[START OF SUPPLIED DATA]

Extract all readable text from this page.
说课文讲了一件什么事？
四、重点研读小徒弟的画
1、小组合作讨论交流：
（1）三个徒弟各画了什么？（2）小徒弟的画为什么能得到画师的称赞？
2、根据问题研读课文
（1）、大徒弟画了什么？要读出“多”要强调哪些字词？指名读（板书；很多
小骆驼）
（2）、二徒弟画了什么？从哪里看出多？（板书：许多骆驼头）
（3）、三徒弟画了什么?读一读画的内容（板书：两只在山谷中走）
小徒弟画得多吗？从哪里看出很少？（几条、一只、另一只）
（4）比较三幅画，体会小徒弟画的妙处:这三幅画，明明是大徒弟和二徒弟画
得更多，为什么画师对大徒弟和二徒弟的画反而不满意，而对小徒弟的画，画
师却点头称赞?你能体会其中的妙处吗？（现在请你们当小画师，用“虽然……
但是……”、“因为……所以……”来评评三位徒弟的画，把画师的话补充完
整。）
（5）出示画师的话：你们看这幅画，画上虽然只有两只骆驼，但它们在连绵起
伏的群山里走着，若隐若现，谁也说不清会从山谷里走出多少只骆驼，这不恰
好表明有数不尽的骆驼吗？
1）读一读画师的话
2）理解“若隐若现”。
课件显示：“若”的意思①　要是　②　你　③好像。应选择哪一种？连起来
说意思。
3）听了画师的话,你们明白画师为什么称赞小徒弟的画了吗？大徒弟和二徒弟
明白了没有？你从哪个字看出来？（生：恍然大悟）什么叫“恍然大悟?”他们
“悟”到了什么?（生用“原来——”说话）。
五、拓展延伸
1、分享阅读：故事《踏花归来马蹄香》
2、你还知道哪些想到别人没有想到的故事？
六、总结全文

[END OF SUPPLIED DATA]

→ **AIM OF THE TASK**
Copy out every line with the word "若隐若现".

→ **THE ANSWER**
伏的群山里走着，若隐若现，谁也说不清会从山谷里走出多少只骆驼，这不恰
2）理解“若隐若现”。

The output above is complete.